» Goal
Only the pictures are omitted; repeat all other data exactly.

___ Dataset entries

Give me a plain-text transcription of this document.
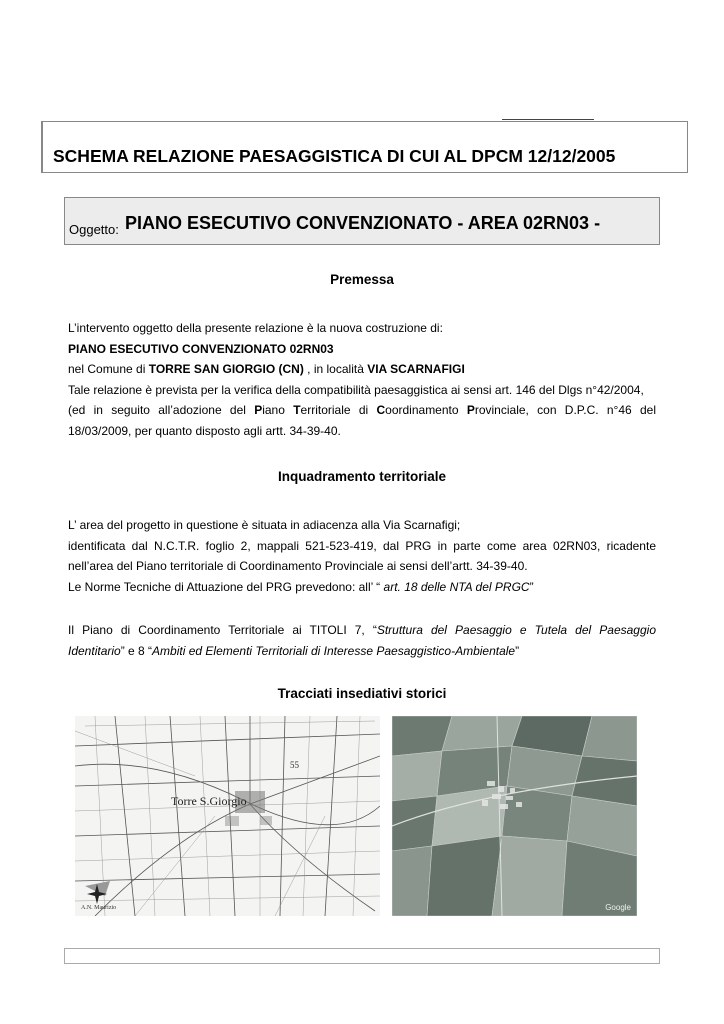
SCHEMA RELAZIONE PAESAGGISTICA DI CUI AL DPCM 12/12/2005
Oggetto: PIANO ESECUTIVO CONVENZIONATO - AREA 02RN03 -
Premessa

L’intervento oggetto della presente relazione è la nuova costruzione di:

PIANO ESECUTIVO CONVENZIONATO 02RN03

nel Comune di TORRE SAN GIORGIO (CN) , in località VIA SCARNAFIGI

Tale relazione è prevista per la verifica della compatibilità paesaggistica ai sensi art. 146 del Dlgs n°42/2004,

(ed in seguito all’adozione del Piano Territoriale di Coordinamento Provinciale, con D.P.C. n°46 del

18/03/2009, per quanto disposto agli artt. 34-39-40.

Inquadramento territoriale

L’ area del progetto in questione è situata in adiacenza alla Via Scarnafigi;

identificata dal N.C.T.R. foglio 2, mappali 521-523-419, dal PRG in parte come area 02RN03, ricadente

nell’area del Piano territoriale di Coordinamento Provinciale ai sensi dell’artt. 34-39-40.

Le Norme Tecniche di Attuazione del PRG prevedono: all’ “ art. 18 delle NTA del PRGC”

Il Piano di Coordinamento Territoriale ai TITOLI 7, “Struttura del Paesaggio e Tutela del Paesaggio

Identitario” e 8 “Ambiti ed Elementi Territoriali di Interesse Paesaggistico-Ambientale”

Tracciati insediativi storici
Torre S.Giorgio
55
A.N. Maurizio	Google
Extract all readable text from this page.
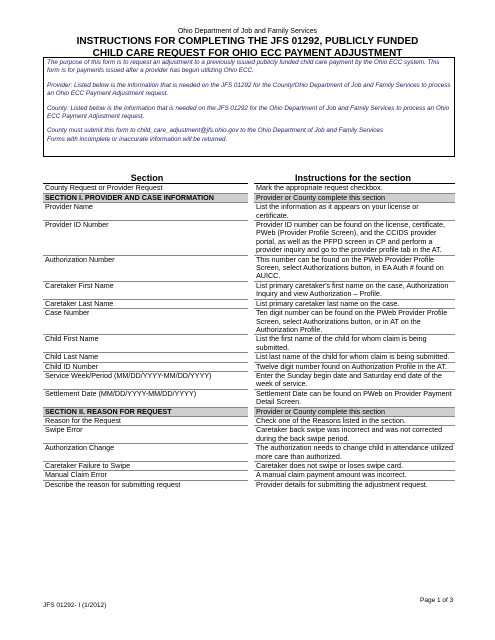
Ohio Department of Job and Family Services
INSTRUCTIONS FOR COMPLETING THE JFS 01292, PUBLICLY FUNDED
CHILD CARE REQUEST FOR OHIO ECC PAYMENT ADJUSTMENT

The purpose of this form is to request an adjustment to a previously issued publicly funded child care payment by the Ohio ECC system. This form is for payments issued after a provider has begun utilizing Ohio ECC.

Provider: Listed below is the information that is needed on the JFS 01292 for the County/Ohio Department of Job and Family Services to process an Ohio ECC Payment Adjustment request.

County: Listed below is the information that is needed on the JFS 01292 for the Ohio Department of Job and Family Services to process an Ohio ECC Payment Adjustment request.

County must submit this form to child_care_adjustment@jfs.ohio.gov to the Ohio Department of Job and Family Services

Forms with incomplete or inaccurate information will be returned.

Section	Instructions for the section
County Request or Provider Request	Mark the appropriate request checkbox.
SECTION I. PROVIDER AND CASE INFORMATION	Provider or County complete this section
Provider Name	List the information as it appears on your license or certificate.
Provider ID Number	Provider ID number can be found on the license, certificate, PWeb (Provider Profile Screen), and the CCIDS provider portal, as well as the PFPD screen in CP and perform a provider inquiry and go to the provider profile tab in the AT.
Authorization Number	This number can be found on the PWeb Provider Profile Screen, select Authorizations button, in EA Auth # found on AUICC.
Caretaker First Name	List primary caretaker's first name on the case, Authorization Inquiry and view Authorization – Profile.
Caretaker Last Name	List primary caretaker last name on the case.
Case Number	Ten digit number can be found on the PWeb Provider Profile Screen, select Authorizations button, or in AT on the Authorization Profile.
Child First Name	List the first name of the child for whom claim is being submitted.
Child Last Name	List last name of the child for whom claim is being submitted.
Child ID Number	Twelve digit number found on Authorization Profile in the AT.
Service Week/Period (MM/DD/YYYY-MM/DD/YYYY)	Enter the Sunday begin date and Saturday end date of the week of service.
Settlement Date (MM/DD/YYYY-MM/DD/YYYY)	Settlement Date can be found on PWeb on Provider Payment Detail Screen.
SECTION II. REASON FOR REQUEST	Provider or County complete this section
Reason for the Request	Check one of the Reasons listed in the section.
Swipe Error	Caretaker back swipe was incorrect and was not corrected during the back swipe period.
Authorization Change	The authorization needs to change child in attendance utilized more care than authorized.
Caretaker Failure to Swipe	Caretaker does not swipe or loses swipe card.
Manual Claim Error	A manual claim payment amount was incorrect.
Describe the reason for submitting request	Provider details for submitting the adjustment request.
JFS 01292- I (1/2012)
Page 1 of 3
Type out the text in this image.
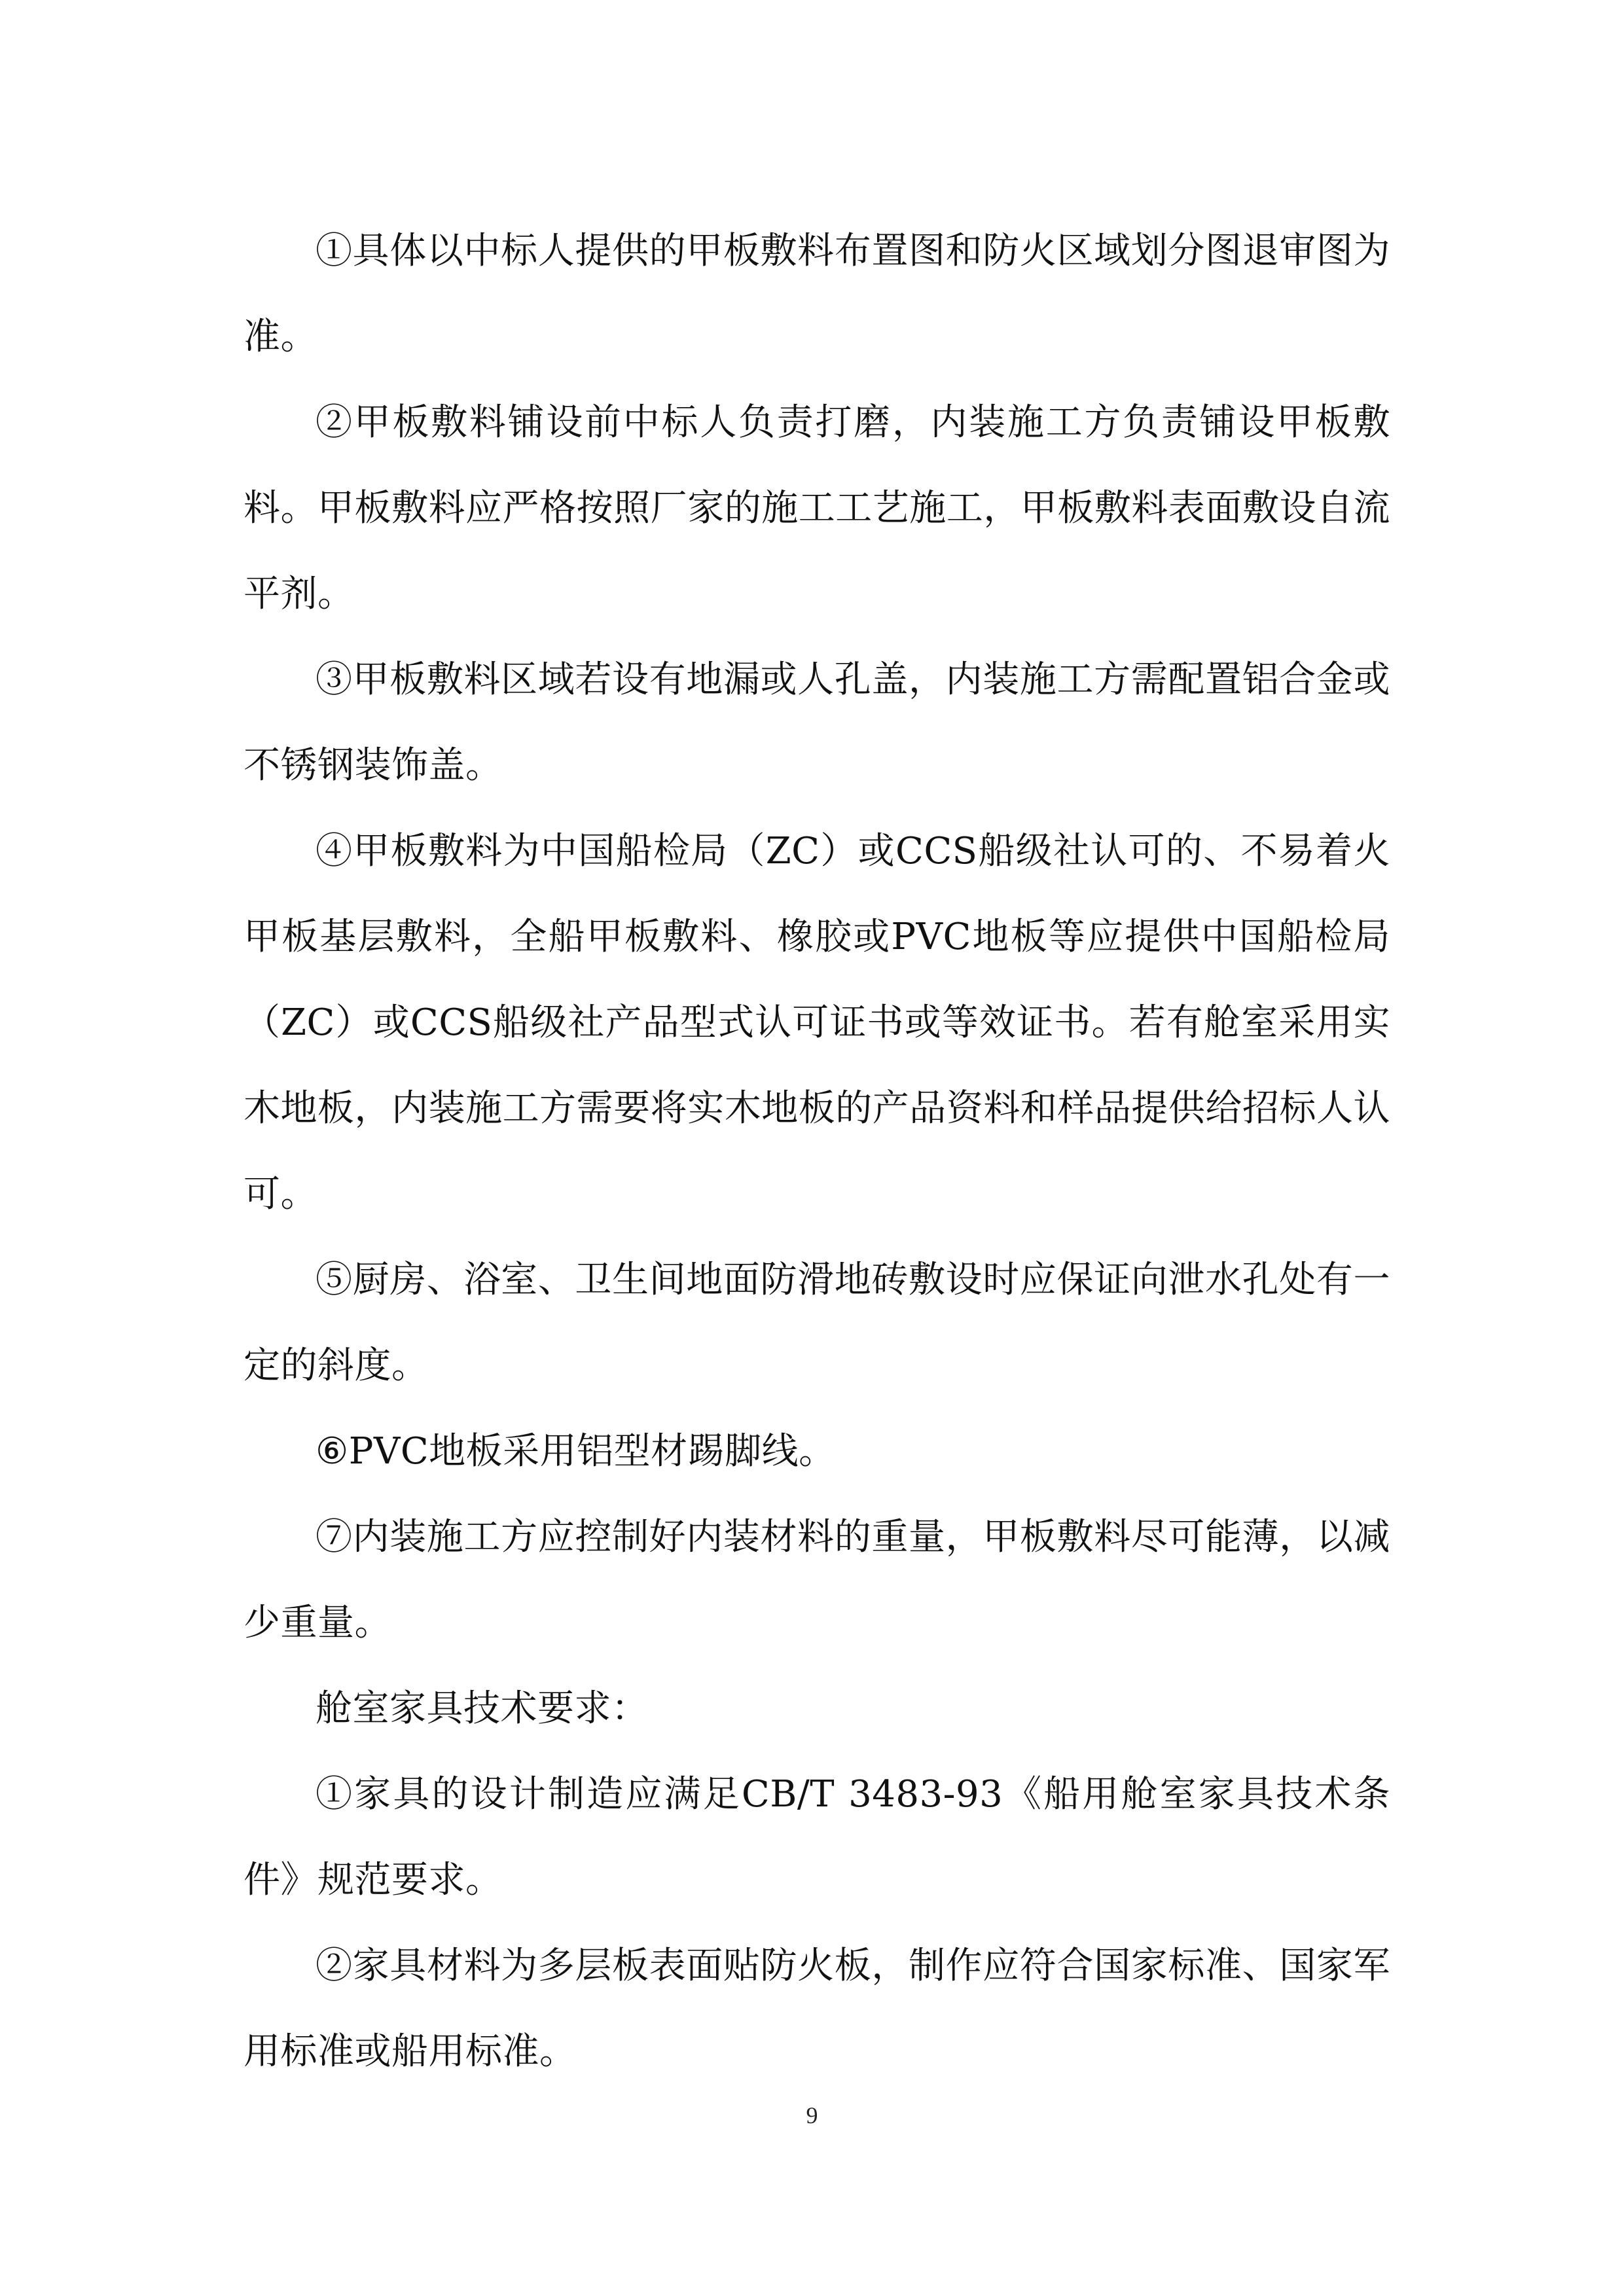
①具体以中标人提供的甲板敷料布置图和防火区域划分图退审图为准。

②甲板敷料铺设前中标人负责打磨，内装施工方负责铺设甲板敷料。甲板敷料应严格按照厂家的施工工艺施工，甲板敷料表面敷设自流平剂。

③甲板敷料区域若设有地漏或人孔盖，内装施工方需配置铝合金或不锈钢装饰盖。

④甲板敷料为中国船检局（ZC）或CCS船级社认可的、不易着火甲板基层敷料，全船甲板敷料、橡胶或PVC地板等应提供中国船检局（ZC）或CCS船级社产品型式认可证书或等效证书。若有舱室采用实木地板，内装施工方需要将实木地板的产品资料和样品提供给招标人认可。

⑤厨房、浴室、卫生间地面防滑地砖敷设时应保证向泄水孔处有一定的斜度。

⑥PVC地板采用铝型材踢脚线。

⑦内装施工方应控制好内装材料的重量，甲板敷料尽可能薄，以减少重量。

舱室家具技术要求：

①家具的设计制造应满足CB/T 3483-93《船用舱室家具技术条件》规范要求。

②家具材料为多层板表面贴防火板，制作应符合国家标准、国家军用标准或船用标准。

9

______

» The answer
Give me a plain-text transcription of this document.
SCHEMA RELAZIONE PAESAGGISTICA DI CUI AL DPCM 12/12/2005
Oggetto: PIANO ESECUTIVO CONVENZIONATO - AREA 02RN03 -
Premessa

L’intervento oggetto della presente relazione è la nuova costruzione di:

PIANO ESECUTIVO CONVENZIONATO 02RN03

nel Comune di TORRE SAN GIORGIO (CN) , in località VIA SCARNAFIGI

Tale relazione è prevista per la verifica della compatibilità paesaggistica ai sensi art. 146 del Dlgs n°42/2004,

(ed in seguito all’adozione del Piano Territoriale di Coordinamento Provinciale, con D.P.C. n°46 del

18/03/2009, per quanto disposto agli artt. 34-39-40.

Inquadramento territoriale

L’ area del progetto in questione è situata in adiacenza alla Via Scarnafigi;

identificata dal N.C.T.R. foglio 2, mappali 521-523-419, dal PRG in parte come area 02RN03, ricadente

nell’area del Piano territoriale di Coordinamento Provinciale ai sensi dell’artt. 34-39-40.

Le Norme Tecniche di Attuazione del PRG prevedono: all’ “ art. 18 delle NTA del PRGC”

Il Piano di Coordinamento Territoriale ai TITOLI 7, “Struttura del Paesaggio e Tutela del Paesaggio

Identitario” e 8 “Ambiti ed Elementi Territoriali di Interesse Paesaggistico-Ambientale”

Tracciati insediativi storici
Torre S.Giorgio
55
A.N. Maurizio	Google
Extract all readable text from this page.
Ohio Department of Job and Family Services
INSTRUCTIONS FOR COMPLETING THE JFS 01292, PUBLICLY FUNDED
CHILD CARE REQUEST FOR OHIO ECC PAYMENT ADJUSTMENT

The purpose of this form is to request an adjustment to a previously issued publicly funded child care payment by the Ohio ECC system. This form is for payments issued after a provider has begun utilizing Ohio ECC.

Provider: Listed below is the information that is needed on the JFS 01292 for the County/Ohio Department of Job and Family Services to process an Ohio ECC Payment Adjustment request.

County: Listed below is the information that is needed on the JFS 01292 for the Ohio Department of Job and Family Services to process an Ohio ECC Payment Adjustment request.

County must submit this form to child_care_adjustment@jfs.ohio.gov to the Ohio Department of Job and Family Services

Forms with incomplete or inaccurate information will be returned.

Section	Instructions for the section
County Request or Provider Request	Mark the appropriate request checkbox.
SECTION I. PROVIDER AND CASE INFORMATION	Provider or County complete this section
Provider Name	List the information as it appears on your license or certificate.
Provider ID Number	Provider ID number can be found on the license, certificate, PWeb (Provider Profile Screen), and the CCIDS provider portal, as well as the PFPD screen in CP and perform a provider inquiry and go to the provider profile tab in the AT.
Authorization Number	This number can be found on the PWeb Provider Profile Screen, select Authorizations button, in EA Auth # found on AUICC.
Caretaker First Name	List primary caretaker's first name on the case, Authorization Inquiry and view Authorization – Profile.
Caretaker Last Name	List primary caretaker last name on the case.
Case Number	Ten digit number can be found on the PWeb Provider Profile Screen, select Authorizations button, or in AT on the Authorization Profile.
Child First Name	List the first name of the child for whom claim is being submitted.
Child Last Name	List last name of the child for whom claim is being submitted.
Child ID Number	Twelve digit number found on Authorization Profile in the AT.
Service Week/Period (MM/DD/YYYY-MM/DD/YYYY)	Enter the Sunday begin date and Saturday end date of the week of service.
Settlement Date (MM/DD/YYYY-MM/DD/YYYY)	Settlement Date can be found on PWeb on Provider Payment Detail Screen.
SECTION II. REASON FOR REQUEST	Provider or County complete this section
Reason for the Request	Check one of the Reasons listed in the section.
Swipe Error	Caretaker back swipe was incorrect and was not corrected during the back swipe period.
Authorization Change	The authorization needs to change child in attendance utilized more care than authorized.
Caretaker Failure to Swipe	Caretaker does not swipe or loses swipe card.
Manual Claim Error	A manual claim payment amount was incorrect.
Describe the reason for submitting request	Provider details for submitting the adjustment request.
JFS 01292- I (1/2012)
Page 1 of 3
Type out the text in this image.
①具体以中标人提供的甲板敷料布置图和防火区域划分图退审图为准。

②甲板敷料铺设前中标人负责打磨，内装施工方负责铺设甲板敷料。甲板敷料应严格按照厂家的施工工艺施工，甲板敷料表面敷设自流平剂。

③甲板敷料区域若设有地漏或人孔盖，内装施工方需配置铝合金或不锈钢装饰盖。

④甲板敷料为中国船检局（ZC）或CCS船级社认可的、不易着火甲板基层敷料，全船甲板敷料、橡胶或PVC地板等应提供中国船检局（ZC）或CCS船级社产品型式认可证书或等效证书。若有舱室采用实木地板，内装施工方需要将实木地板的产品资料和样品提供给招标人认可。

⑤厨房、浴室、卫生间地面防滑地砖敷设时应保证向泄水孔处有一定的斜度。

⑥PVC地板采用铝型材踢脚线。

⑦内装施工方应控制好内装材料的重量，甲板敷料尽可能薄，以减少重量。

舱室家具技术要求：

①家具的设计制造应满足CB/T 3483-93《船用舱室家具技术条件》规范要求。

②家具材料为多层板表面贴防火板，制作应符合国家标准、国家军用标准或船用标准。

9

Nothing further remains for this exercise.